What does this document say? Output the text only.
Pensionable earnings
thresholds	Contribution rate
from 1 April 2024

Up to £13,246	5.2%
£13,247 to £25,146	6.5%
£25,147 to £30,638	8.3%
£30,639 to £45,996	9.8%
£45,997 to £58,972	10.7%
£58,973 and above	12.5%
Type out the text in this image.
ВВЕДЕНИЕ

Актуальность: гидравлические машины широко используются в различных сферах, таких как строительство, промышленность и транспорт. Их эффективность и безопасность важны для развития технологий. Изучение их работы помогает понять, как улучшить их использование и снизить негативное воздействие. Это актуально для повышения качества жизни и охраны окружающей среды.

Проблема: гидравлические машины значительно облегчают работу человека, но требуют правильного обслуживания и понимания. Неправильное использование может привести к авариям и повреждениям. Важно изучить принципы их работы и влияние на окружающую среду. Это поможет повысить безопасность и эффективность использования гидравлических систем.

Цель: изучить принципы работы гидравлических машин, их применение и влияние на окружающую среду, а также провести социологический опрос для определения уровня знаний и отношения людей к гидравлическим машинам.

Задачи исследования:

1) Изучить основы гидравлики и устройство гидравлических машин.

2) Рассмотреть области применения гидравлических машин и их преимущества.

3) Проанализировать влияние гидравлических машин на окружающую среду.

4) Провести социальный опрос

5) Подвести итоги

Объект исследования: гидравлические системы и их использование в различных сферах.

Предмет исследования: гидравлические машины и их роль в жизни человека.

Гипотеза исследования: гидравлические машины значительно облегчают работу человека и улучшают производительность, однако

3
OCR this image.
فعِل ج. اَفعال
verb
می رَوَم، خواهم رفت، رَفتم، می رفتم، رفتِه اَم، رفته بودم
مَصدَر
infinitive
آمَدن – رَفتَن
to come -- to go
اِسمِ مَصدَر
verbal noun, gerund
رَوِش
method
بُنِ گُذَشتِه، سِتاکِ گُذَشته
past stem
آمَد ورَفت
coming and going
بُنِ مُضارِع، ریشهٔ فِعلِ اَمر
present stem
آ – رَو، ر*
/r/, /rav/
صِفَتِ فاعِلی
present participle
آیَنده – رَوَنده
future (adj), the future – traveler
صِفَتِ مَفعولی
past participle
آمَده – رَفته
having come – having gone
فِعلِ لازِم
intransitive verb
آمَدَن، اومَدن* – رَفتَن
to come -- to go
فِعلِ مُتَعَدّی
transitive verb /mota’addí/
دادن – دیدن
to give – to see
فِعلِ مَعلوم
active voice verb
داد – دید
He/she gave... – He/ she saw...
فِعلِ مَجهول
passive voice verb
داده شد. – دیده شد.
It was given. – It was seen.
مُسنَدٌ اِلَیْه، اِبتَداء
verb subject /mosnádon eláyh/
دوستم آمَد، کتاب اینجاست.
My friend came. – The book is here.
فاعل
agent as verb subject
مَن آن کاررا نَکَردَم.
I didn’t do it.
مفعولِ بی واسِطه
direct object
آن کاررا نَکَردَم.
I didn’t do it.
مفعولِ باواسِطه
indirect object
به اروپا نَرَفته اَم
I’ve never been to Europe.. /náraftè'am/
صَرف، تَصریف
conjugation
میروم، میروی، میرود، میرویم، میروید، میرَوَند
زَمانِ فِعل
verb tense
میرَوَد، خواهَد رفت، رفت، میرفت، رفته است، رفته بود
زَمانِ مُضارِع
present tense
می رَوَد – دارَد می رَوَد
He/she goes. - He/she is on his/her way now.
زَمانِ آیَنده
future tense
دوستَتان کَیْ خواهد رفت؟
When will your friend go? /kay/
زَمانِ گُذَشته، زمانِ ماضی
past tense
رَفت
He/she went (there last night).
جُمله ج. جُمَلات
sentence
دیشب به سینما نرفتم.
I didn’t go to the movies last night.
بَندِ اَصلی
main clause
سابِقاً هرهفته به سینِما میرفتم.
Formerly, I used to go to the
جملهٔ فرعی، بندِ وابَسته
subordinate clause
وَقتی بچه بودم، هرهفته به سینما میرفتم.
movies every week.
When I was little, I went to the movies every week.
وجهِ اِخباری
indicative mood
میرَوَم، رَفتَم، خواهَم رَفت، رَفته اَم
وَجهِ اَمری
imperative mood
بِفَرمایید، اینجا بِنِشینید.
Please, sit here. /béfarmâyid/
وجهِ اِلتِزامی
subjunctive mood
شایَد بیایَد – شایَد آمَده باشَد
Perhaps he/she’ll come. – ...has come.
-=-=-=-=-
PROBLEM -
Which lines contain the word "come"? Copy each one.

ANSWER TO THE PROBLEM -
to come -- to go
having come – having gone
to come -- to go
Perhaps he/she’ll come. – ...has come.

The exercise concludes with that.